Depuis près de trois décennies, Peralada donne rendez-vous chaque été aux mélomanes venus se mêler à la bonne société catalane dans l’enceinte d’un château où chaque soirée commence par l’immuable rituel du gargantuesque buffet gastronomique dans le restaurant sous tentes au milieu de la cour. Si l’ensemble des arts de la scène se trouve à l’honneur, un accent particulier est mis sur le répertoire lyrique. Il n’y a ainsi aucun hasard à voir la bibliothèque de la prestigieuse demeure accueillir un hommage à Victoria de los Angeles. Autour de Teresa Berganza, autre tenante légendaire du rôle, est évoquée celle qui fut l’une des grandes interprètes de Carmen, avant une création autour du personnage inspiré par la nouvelle de Mérimée.
Carmen en versions contemporaines
Dans le cloître des Carmes baigné par la douceur nocturne, ce sont trois variations autour de l’histoire de la rebelle sévillane, des Enfers à la conclusion d’un fait divers dans une chambre mortuaire en passant par un restaurant, comme autant de manières de revisiter l’opéra de Bizet, dont on reconnaît au fil du spectacle les anamorphoses et pastiches des motifs les plus célèbres, reliées entre elles par un ersatz de conférence où l’on retrouve les trois solistes parodiant les rivalités du drame en version universitaire, le tout confié à quatre duos librettiste-compositeur. Alléchant sur le papier, le projet creuse de manière intéressante l’envers, les marges ou l’épilogue de l’oeuvre originale. Il finit pourtant par décevoir au terme d’une heure et demie sans entracte, mais non sans ennui, inégale sur le fond comme sur la forme, soutenu par un décor réduit au strict minimum, conçu par Marc Rosich aux confins du café-théâtre. Essentiellement juxtaposition, la construction ne dépasse guère l’habileté, quand la musique s’abstient d’avant-garde, sans toujours se départir d’une allure illustrative. On ne manquera pas d’apprécier la variété des affects au fil des relectures et des partition, du flash-back de l’outre-tombe à la comédie fourmillant d’effets et de paroles dans l’auberge, tandis que le cadavre de la gitane est escorté par un tempo lent et pesant, surligné par les incontournables d’une scène de crime et de police. L’engagement dramatique de Marta Gracia Cadena et le solide baryton Nestor Pindado se révèlent nettement plus convaincants que l’inconsistant ténor Toni Viñals.

---------------

__Problème à résoudre__
Recopiez le passage de l'extrait consacré au festival de Peralada qui va de "Depuis près de" jusqu'à "nouvelle de Mérimée.", en substituant "palais" à "château".

Annotations par boîtes englobantes

---------------

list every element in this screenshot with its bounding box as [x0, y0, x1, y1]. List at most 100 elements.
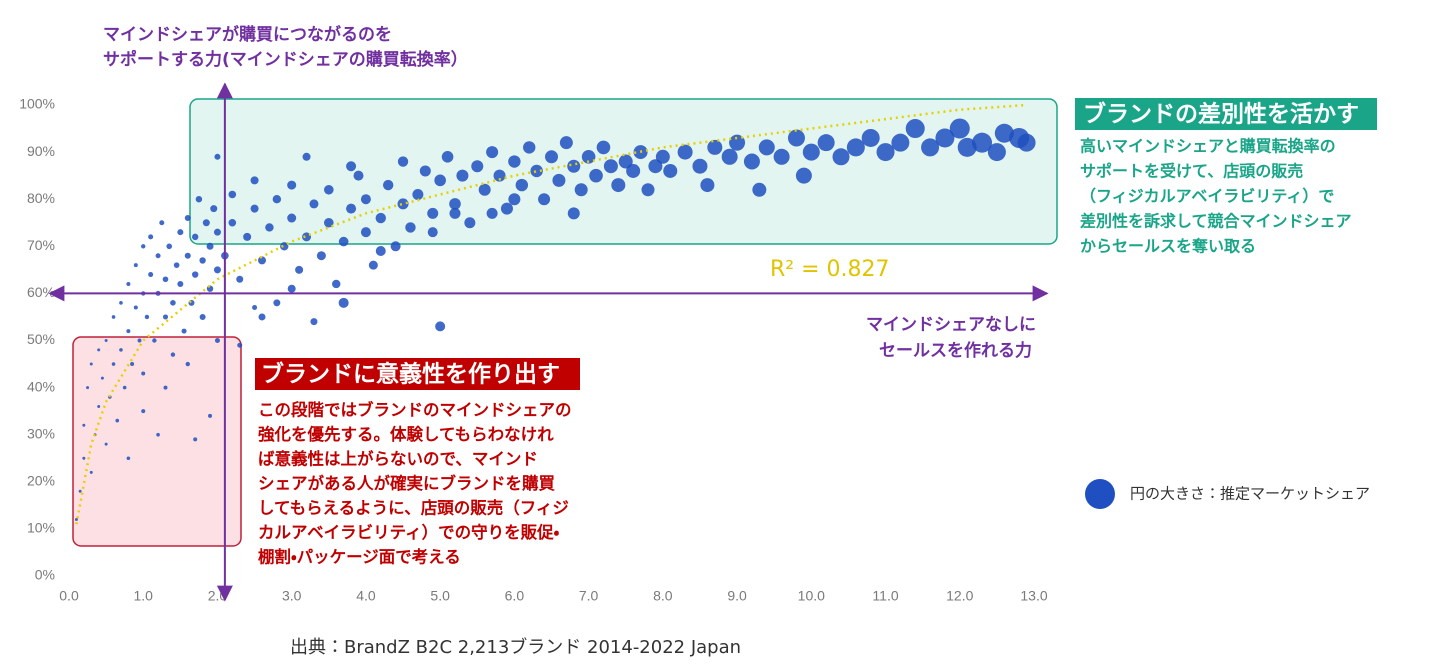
green-title: ブランドの差別性を活かす	[1083, 101, 1359, 128]
data-point	[295, 265, 304, 274]
data-point	[82, 423, 86, 427]
data-point	[692, 158, 708, 174]
data-point	[523, 141, 536, 154]
x-tick-label: 13.0	[1020, 588, 1047, 604]
data-point	[236, 275, 244, 283]
r-squared: R² = 0.827	[770, 257, 890, 282]
data-point	[228, 190, 237, 199]
data-point	[817, 134, 835, 152]
data-point	[921, 138, 940, 157]
data-point	[115, 418, 120, 423]
x-tick-label: 4.0	[356, 588, 376, 604]
data-point	[119, 348, 123, 352]
x-tick-label: 10.0	[798, 588, 825, 604]
plot-area	[74, 103, 1036, 525]
data-point	[202, 219, 210, 227]
data-point	[141, 244, 146, 249]
green-title-bg	[1075, 98, 1377, 130]
data-point	[265, 223, 274, 232]
data-point	[122, 385, 127, 390]
y-axis-title: マインドシェアが購買につながるのを	[103, 24, 392, 45]
x-tick-label: 0.0	[59, 588, 79, 604]
data-point	[126, 281, 131, 286]
green-body-line: サポートを受けて、店頭の販売	[1080, 162, 1303, 181]
trend-line	[75, 103, 1027, 525]
red-body-line: 強化を優先する。体験してもらわなけれ	[258, 424, 554, 444]
data-point	[119, 301, 123, 305]
data-point	[655, 149, 670, 164]
data-point	[130, 362, 135, 367]
data-point	[987, 143, 1006, 162]
data-point	[163, 314, 168, 320]
data-point	[478, 183, 491, 196]
data-point	[155, 253, 161, 259]
data-point	[309, 199, 319, 209]
data-point	[324, 184, 334, 195]
data-point	[471, 160, 484, 173]
data-point	[567, 159, 581, 173]
green-body-line: （フィジカルアベイラビリティ）で	[1080, 187, 1334, 206]
data-point	[250, 204, 259, 213]
data-point	[173, 262, 180, 268]
red-title: ブランドに意義性を作り出す	[261, 361, 560, 388]
data-point	[74, 517, 78, 521]
data-point	[375, 246, 386, 257]
data-point	[618, 154, 633, 169]
data-point	[208, 413, 213, 418]
red-body-line: シェアがある人が確実にブランドを購買	[258, 473, 556, 493]
data-point	[280, 242, 289, 251]
data-point	[419, 165, 431, 177]
data-point	[97, 404, 101, 408]
data-point	[559, 136, 573, 150]
y-tick-label: 70%	[27, 237, 55, 253]
data-point	[596, 140, 611, 155]
data-point	[972, 132, 993, 153]
data-point	[949, 118, 970, 139]
data-point	[449, 198, 461, 210]
data-point	[338, 236, 349, 247]
data-point	[663, 163, 678, 178]
data-point	[611, 178, 626, 193]
data-point	[310, 318, 318, 326]
data-point	[156, 432, 160, 437]
x-tick-label: 3.0	[282, 588, 302, 604]
data-point	[228, 218, 237, 227]
data-point	[287, 180, 297, 190]
green-body-line: 差別性を訴求して競合マインドシェア	[1080, 212, 1352, 231]
data-point	[141, 371, 146, 376]
data-point	[144, 314, 150, 320]
data-point	[905, 119, 925, 139]
data-point	[133, 263, 138, 268]
data-point	[802, 143, 820, 161]
data-point	[273, 299, 281, 307]
data-point	[152, 338, 157, 343]
data-point	[338, 297, 349, 308]
data-point	[346, 203, 357, 214]
data-point	[493, 169, 506, 182]
data-point	[382, 179, 394, 191]
data-point	[530, 164, 543, 178]
size-legend-marker	[1085, 479, 1115, 509]
data-point	[832, 148, 850, 166]
data-point	[626, 163, 641, 178]
data-point	[648, 159, 663, 174]
data-point	[360, 194, 371, 205]
data-point	[508, 193, 521, 206]
data-point	[141, 409, 146, 414]
data-point	[89, 362, 93, 366]
data-point	[133, 305, 138, 310]
green-region	[189, 98, 1058, 245]
data-point	[237, 342, 243, 348]
data-point	[390, 241, 401, 252]
y-tick-label: 0%	[35, 567, 55, 583]
data-point	[773, 148, 790, 165]
data-point	[787, 129, 805, 147]
data-point	[515, 178, 529, 192]
x-tick-label: 8.0	[653, 588, 673, 604]
data-point	[464, 217, 476, 229]
data-point	[707, 139, 723, 155]
data-point	[213, 266, 221, 274]
y-tick-label: 50%	[27, 331, 55, 347]
data-point	[181, 328, 187, 334]
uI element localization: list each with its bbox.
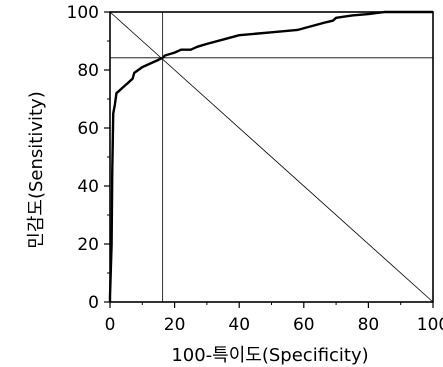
x-tick-label: 0 [105, 315, 116, 335]
plot-area [108, 10, 434, 303]
x-tick-label: 60 [293, 315, 315, 335]
y-tick-label: 100 [67, 3, 99, 23]
y-tick-label: 60 [77, 119, 99, 139]
y-tick-label: 20 [77, 235, 99, 255]
x-axis-label: 100-특이도(Specificity) [171, 345, 368, 366]
x-axis: 0 20 40 60 80 100 [105, 302, 443, 335]
x-tick-label: 100 [417, 315, 443, 335]
y-tick-label: 0 [88, 293, 99, 313]
y-axis-label: 민감도(Sensitivity) [26, 91, 47, 248]
x-tick-label: 40 [228, 315, 250, 335]
x-tick-label: 20 [164, 315, 186, 335]
x-tick-label: 80 [358, 315, 380, 335]
roc-curve-line [108, 10, 433, 302]
reference-diagonal-line [109, 11, 434, 303]
y-axis: 0 20 40 60 80 100 [67, 3, 110, 313]
y-tick-label: 40 [77, 177, 99, 197]
y-tick-label: 80 [77, 61, 99, 81]
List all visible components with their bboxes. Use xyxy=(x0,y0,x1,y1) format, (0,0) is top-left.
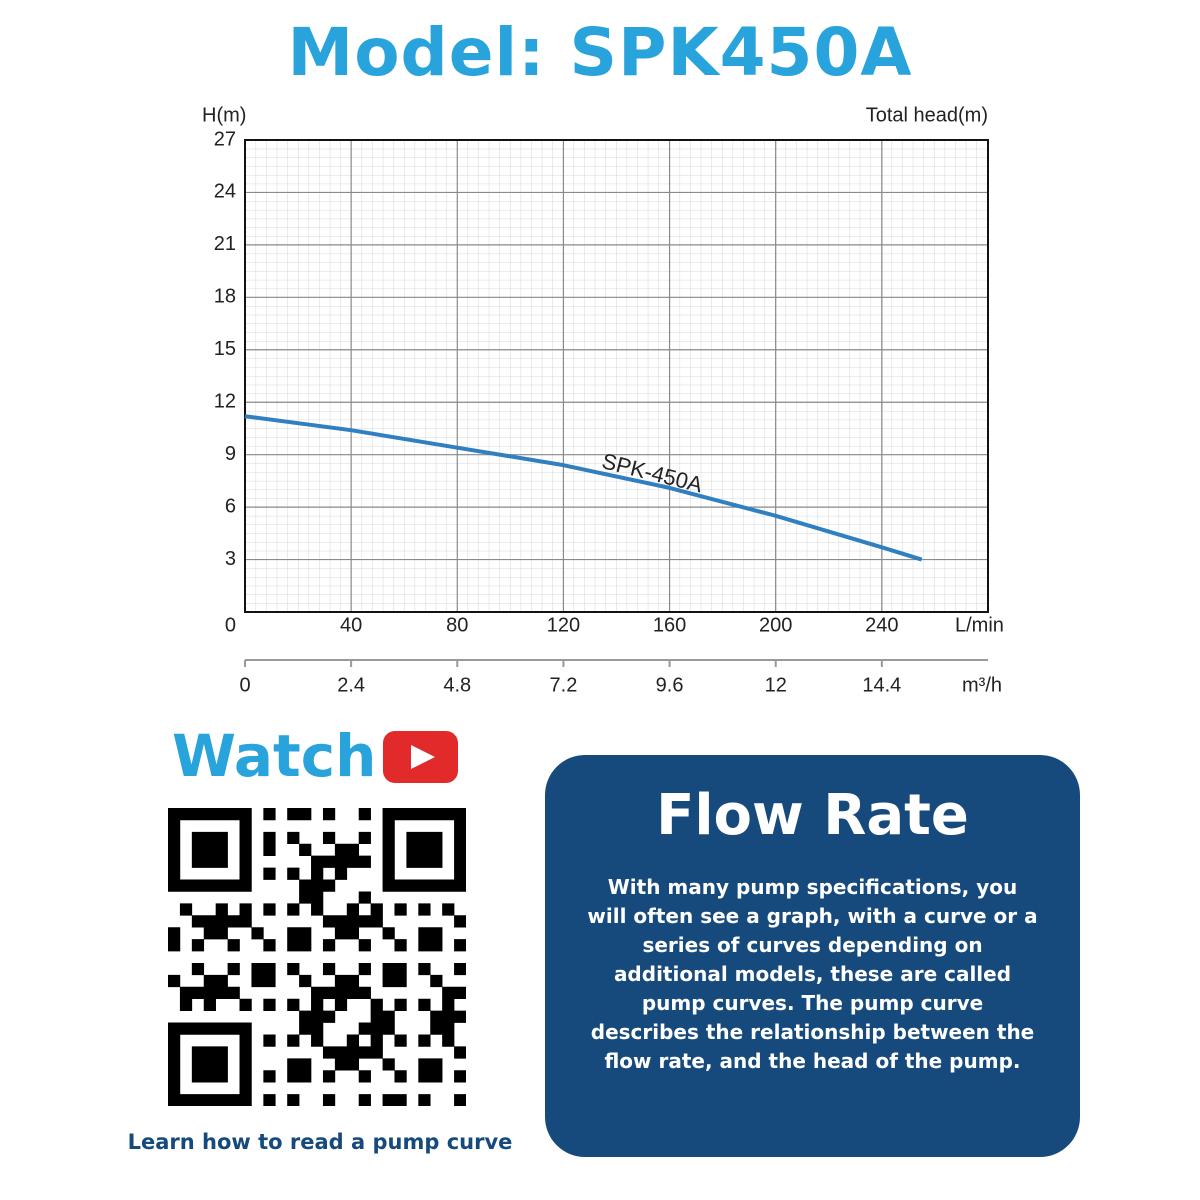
x-tick-label: 120 xyxy=(547,614,580,636)
watch-label: Watch xyxy=(172,722,376,790)
x-axis-label: L/min xyxy=(955,614,1004,636)
y-tick-label: 12 xyxy=(214,391,236,413)
x2-tick-label: 7.2 xyxy=(550,674,578,696)
y-tick-label: 0 xyxy=(225,614,236,636)
y-tick-label: 15 xyxy=(214,338,236,360)
info-text: With many pump specifications, you will … xyxy=(587,875,1038,1073)
x-tick-label: 40 xyxy=(340,614,362,636)
y-tick-label: 9 xyxy=(225,443,236,465)
x2-tick-label: 12 xyxy=(765,674,787,696)
play-triangle xyxy=(411,745,435,769)
watch-caption: Learn how to read a pump curve xyxy=(127,1130,513,1154)
chart-title: Total head(m) xyxy=(866,104,988,126)
chart: 0 3 6 9 12 15 18 21 24 27 40 80 120 160 200 240 0 2.4 4.8 7… xyxy=(202,104,1004,696)
x2-tick-label: 4.8 xyxy=(443,674,471,696)
info-title: Flow Rate xyxy=(656,783,969,848)
x2-tick-label: 0 xyxy=(239,674,250,696)
y-tick-label: 24 xyxy=(214,181,236,203)
data-line xyxy=(244,414,923,562)
qr-modules xyxy=(168,808,466,1106)
y-tick-label: 21 xyxy=(214,233,236,255)
page-title: Model: SPK450A xyxy=(287,14,913,91)
y-tick-label: 27 xyxy=(214,128,236,150)
qr-code xyxy=(168,808,466,1106)
y-tick-label: 6 xyxy=(225,495,236,517)
y-axis-label: H(m) xyxy=(202,104,246,126)
x2-axis-label: m³/h xyxy=(962,674,1002,696)
x2-tick-label: 9.6 xyxy=(656,674,684,696)
x-tick-label: 160 xyxy=(653,614,686,636)
x-tick-label: 240 xyxy=(865,614,898,636)
watch-text: Watch xyxy=(172,722,377,790)
x2-tick-label: 14.4 xyxy=(862,674,901,696)
plot-frame xyxy=(244,139,989,613)
minor-grid xyxy=(245,140,988,612)
y-tick-label: 18 xyxy=(214,286,236,308)
info-box: Flow Rate With many pump specifications,… xyxy=(545,755,1080,1157)
play-icon xyxy=(383,731,458,783)
x-tick-label: 80 xyxy=(446,614,468,636)
y-tick-label: 3 xyxy=(225,548,236,570)
x-tick-label: 200 xyxy=(759,614,792,636)
x2-tick-label: 2.4 xyxy=(337,674,365,696)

---------------

__Solution__
Depuis près de trois décennies, Peralada donne rendez-vous chaque été aux mélomanes venus se mêler à la bonne société catalane dans l’enceinte d’un palais où chaque soirée commence par l’immuable rituel du gargantuesque buffet gastronomique dans le restaurant sous tentes au milieu de la cour. Si l’ensemble des arts de la scène se trouve à l’honneur, un accent particulier est mis sur le répertoire lyrique. Il n’y a ainsi aucun hasard à voir la bibliothèque de la prestigieuse demeure accueillir un hommage à Victoria de los Angeles. Autour de Teresa Berganza, autre tenante légendaire du rôle, est évoquée celle qui fut l’une des grandes interprètes de Carmen, avant une création autour du personnage inspiré par la nouvelle de Mérimée.